• _WORK REQUIRED_
Copy out, word for word, the lines from the first one through the line that contains "simulation-line [338, 942, 1136, 1024]", including both.

#####

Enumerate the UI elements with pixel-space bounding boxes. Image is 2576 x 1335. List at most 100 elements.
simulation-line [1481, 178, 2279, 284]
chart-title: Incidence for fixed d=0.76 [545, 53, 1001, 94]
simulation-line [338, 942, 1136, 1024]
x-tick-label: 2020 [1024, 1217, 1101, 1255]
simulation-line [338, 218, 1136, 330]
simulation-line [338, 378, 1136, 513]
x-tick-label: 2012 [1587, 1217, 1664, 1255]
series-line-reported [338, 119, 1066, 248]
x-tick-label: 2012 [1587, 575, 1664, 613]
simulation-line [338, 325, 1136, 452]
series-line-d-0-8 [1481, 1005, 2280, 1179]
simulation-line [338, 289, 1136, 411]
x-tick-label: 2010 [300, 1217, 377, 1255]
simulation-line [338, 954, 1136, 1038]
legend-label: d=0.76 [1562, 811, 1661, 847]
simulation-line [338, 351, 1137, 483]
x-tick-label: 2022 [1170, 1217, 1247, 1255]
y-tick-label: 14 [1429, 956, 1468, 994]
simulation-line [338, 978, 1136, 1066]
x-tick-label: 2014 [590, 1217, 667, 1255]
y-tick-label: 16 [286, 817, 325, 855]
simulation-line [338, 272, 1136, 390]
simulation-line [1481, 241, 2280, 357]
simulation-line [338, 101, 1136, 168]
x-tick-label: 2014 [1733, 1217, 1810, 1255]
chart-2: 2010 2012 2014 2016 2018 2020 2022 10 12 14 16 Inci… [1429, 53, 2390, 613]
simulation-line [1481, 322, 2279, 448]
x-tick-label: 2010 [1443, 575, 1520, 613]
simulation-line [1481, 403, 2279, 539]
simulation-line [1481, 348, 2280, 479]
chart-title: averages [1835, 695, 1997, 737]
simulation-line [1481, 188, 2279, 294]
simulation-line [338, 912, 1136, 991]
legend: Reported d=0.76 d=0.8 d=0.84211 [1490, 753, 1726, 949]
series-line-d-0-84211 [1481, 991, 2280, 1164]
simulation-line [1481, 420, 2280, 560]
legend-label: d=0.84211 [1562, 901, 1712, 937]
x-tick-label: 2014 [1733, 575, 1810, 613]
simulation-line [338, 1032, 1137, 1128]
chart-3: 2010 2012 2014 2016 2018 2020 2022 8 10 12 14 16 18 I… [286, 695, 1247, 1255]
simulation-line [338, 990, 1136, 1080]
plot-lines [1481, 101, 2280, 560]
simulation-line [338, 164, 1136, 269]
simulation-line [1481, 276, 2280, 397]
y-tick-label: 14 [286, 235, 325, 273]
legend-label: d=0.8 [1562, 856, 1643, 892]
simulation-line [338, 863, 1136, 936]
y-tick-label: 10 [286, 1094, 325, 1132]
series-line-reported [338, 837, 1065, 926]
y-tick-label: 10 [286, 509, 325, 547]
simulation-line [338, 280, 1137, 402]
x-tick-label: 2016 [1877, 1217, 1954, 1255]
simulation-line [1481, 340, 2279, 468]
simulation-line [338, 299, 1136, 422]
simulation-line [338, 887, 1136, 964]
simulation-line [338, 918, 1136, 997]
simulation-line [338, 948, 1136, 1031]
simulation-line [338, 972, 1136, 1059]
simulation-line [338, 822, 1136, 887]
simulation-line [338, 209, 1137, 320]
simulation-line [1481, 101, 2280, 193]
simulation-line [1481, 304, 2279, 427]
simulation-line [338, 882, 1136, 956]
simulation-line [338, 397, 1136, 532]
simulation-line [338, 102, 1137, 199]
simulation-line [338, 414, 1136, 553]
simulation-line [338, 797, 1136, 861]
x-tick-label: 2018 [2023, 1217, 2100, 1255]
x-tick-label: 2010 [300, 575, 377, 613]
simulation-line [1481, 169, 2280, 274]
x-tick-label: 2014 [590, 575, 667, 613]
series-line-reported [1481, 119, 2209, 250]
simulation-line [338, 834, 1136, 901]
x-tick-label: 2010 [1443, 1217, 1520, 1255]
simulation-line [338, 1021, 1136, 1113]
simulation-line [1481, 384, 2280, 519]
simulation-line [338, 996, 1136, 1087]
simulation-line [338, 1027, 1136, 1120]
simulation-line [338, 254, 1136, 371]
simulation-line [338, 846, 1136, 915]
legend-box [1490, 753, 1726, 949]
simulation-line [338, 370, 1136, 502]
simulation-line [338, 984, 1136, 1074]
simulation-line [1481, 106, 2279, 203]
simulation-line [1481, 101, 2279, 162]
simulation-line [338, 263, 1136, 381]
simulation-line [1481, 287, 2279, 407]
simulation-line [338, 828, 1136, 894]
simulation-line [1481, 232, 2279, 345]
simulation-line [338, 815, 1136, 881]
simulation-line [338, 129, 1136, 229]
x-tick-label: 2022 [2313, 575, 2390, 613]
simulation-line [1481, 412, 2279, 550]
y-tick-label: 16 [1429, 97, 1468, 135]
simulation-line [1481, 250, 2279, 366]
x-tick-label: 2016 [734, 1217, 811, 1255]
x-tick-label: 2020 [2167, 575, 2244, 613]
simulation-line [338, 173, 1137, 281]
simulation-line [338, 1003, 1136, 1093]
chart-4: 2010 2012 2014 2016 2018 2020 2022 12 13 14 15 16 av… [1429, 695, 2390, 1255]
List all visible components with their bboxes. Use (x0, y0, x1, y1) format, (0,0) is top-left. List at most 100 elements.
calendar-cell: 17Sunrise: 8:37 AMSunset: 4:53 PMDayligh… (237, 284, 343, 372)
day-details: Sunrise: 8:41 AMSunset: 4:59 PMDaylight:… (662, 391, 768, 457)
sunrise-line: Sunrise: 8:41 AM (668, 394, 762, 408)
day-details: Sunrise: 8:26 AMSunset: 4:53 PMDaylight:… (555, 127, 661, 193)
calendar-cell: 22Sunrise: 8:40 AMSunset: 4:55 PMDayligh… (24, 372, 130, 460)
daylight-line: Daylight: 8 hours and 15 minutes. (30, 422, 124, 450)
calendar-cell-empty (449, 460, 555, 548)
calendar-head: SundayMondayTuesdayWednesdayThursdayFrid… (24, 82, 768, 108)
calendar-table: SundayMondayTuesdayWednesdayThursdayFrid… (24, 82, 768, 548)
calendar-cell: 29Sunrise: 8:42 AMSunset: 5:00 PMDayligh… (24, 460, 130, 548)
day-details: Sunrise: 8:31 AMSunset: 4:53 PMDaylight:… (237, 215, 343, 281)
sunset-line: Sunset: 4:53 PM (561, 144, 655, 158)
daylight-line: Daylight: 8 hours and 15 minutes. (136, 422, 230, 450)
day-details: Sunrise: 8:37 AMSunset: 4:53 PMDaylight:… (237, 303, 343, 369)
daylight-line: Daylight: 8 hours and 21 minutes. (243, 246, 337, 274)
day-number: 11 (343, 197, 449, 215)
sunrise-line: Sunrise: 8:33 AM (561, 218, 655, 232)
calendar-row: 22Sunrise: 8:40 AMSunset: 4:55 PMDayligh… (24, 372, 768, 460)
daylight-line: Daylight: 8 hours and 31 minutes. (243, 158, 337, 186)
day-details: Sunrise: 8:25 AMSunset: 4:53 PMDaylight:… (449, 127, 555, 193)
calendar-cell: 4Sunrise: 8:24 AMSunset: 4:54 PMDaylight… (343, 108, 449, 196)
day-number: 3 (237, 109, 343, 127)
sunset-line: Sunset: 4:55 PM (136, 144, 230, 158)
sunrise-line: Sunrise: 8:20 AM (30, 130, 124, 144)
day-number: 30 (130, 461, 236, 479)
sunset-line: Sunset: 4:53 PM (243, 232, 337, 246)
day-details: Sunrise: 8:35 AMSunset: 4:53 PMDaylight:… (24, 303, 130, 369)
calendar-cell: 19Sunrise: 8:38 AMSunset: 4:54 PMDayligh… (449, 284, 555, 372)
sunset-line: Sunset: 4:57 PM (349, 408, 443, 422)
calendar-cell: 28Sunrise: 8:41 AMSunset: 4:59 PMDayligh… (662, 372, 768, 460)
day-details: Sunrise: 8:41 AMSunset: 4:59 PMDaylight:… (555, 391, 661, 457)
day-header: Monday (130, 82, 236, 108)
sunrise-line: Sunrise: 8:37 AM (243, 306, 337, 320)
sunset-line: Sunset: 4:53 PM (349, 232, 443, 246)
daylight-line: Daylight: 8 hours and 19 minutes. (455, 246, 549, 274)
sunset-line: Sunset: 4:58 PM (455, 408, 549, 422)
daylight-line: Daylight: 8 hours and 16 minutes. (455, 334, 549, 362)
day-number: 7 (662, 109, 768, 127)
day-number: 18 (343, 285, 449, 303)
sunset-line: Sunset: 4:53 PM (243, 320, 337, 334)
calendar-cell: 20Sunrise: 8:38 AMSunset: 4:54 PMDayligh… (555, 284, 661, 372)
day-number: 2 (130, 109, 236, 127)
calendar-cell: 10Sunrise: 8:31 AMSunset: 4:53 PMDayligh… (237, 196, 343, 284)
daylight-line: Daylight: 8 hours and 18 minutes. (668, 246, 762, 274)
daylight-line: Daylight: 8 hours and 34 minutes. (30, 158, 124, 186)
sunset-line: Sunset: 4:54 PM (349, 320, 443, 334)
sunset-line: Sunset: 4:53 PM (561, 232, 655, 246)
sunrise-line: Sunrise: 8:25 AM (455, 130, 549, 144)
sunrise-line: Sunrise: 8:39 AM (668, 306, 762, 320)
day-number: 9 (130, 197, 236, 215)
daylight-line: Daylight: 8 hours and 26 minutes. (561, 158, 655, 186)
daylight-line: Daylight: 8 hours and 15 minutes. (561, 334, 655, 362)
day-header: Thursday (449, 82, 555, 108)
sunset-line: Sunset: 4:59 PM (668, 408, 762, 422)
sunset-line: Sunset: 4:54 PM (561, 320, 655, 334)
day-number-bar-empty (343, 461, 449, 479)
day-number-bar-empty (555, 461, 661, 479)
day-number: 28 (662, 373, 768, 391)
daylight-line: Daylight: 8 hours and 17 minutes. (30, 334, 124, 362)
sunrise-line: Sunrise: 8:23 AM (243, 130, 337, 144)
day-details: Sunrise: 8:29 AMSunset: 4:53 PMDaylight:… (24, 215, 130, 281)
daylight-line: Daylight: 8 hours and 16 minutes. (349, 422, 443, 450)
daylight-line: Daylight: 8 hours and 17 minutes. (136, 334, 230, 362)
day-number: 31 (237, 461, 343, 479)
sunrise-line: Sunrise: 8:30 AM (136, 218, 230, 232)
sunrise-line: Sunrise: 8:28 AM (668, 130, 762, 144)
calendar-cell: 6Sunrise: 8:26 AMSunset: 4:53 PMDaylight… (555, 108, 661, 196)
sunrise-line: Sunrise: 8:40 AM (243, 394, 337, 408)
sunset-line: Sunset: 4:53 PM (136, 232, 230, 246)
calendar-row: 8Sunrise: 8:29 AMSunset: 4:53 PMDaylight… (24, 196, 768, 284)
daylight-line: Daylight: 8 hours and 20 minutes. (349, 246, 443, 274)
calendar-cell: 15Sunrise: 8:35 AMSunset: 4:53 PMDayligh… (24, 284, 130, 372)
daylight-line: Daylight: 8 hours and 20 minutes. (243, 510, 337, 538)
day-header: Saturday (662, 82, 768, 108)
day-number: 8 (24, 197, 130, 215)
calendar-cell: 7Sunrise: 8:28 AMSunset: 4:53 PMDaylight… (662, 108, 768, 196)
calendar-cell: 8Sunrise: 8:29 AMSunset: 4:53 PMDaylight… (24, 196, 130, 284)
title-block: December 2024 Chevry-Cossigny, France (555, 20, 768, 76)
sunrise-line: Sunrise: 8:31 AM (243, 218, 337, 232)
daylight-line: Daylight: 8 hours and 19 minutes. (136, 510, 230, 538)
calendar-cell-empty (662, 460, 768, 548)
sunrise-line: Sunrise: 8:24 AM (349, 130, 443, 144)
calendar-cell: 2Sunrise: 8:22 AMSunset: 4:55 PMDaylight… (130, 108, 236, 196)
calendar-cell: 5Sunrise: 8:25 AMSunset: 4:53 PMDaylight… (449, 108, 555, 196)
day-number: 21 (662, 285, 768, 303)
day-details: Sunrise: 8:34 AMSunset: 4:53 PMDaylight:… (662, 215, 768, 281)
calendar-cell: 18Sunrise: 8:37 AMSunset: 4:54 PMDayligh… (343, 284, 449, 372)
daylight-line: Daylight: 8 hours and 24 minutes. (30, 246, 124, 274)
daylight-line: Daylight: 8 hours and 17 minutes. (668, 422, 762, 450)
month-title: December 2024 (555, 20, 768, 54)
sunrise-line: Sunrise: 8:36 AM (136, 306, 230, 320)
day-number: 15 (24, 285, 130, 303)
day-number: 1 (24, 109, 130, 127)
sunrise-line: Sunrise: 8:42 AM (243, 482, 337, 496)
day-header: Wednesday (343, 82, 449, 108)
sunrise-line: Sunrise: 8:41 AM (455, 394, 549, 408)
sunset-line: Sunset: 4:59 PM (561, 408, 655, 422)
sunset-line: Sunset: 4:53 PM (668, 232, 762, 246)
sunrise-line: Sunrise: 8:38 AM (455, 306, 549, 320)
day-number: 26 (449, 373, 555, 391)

#####

• _FINAL ANSWER_
Enumerate the UI elements with pixel-space bounding boxes. Image is 2576 x 1335. List at most 100 elements.
simulation-line [1481, 178, 2279, 284]
chart-title: Incidence for fixed d=0.76 [545, 53, 1001, 94]
simulation-line [338, 942, 1136, 1024]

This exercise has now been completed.